Exercise: Locate the word "clientes" in the material, then show every line that holds it.
----------------------------------------
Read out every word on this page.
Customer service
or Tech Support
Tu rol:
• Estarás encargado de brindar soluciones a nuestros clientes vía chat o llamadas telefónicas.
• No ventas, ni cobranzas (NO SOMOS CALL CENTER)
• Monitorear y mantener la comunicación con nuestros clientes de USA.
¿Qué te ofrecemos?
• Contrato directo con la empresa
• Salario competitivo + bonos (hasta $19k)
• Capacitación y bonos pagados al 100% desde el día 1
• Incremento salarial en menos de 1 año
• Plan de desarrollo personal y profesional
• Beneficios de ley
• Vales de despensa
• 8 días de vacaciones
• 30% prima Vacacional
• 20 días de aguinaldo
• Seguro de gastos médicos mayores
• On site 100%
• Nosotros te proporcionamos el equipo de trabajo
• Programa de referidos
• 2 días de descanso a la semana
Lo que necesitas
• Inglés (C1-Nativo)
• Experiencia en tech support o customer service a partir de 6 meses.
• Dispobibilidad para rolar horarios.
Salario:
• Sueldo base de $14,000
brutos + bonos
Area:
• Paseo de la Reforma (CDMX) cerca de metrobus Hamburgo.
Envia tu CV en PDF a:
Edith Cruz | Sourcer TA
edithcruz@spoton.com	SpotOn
----------------------------------------
Finished task:
• Estarás encargado de brindar soluciones a nuestros clientes vía chat o llamadas telefónicas.
• Monitorear y mantener la comunicación con nuestros clientes de USA.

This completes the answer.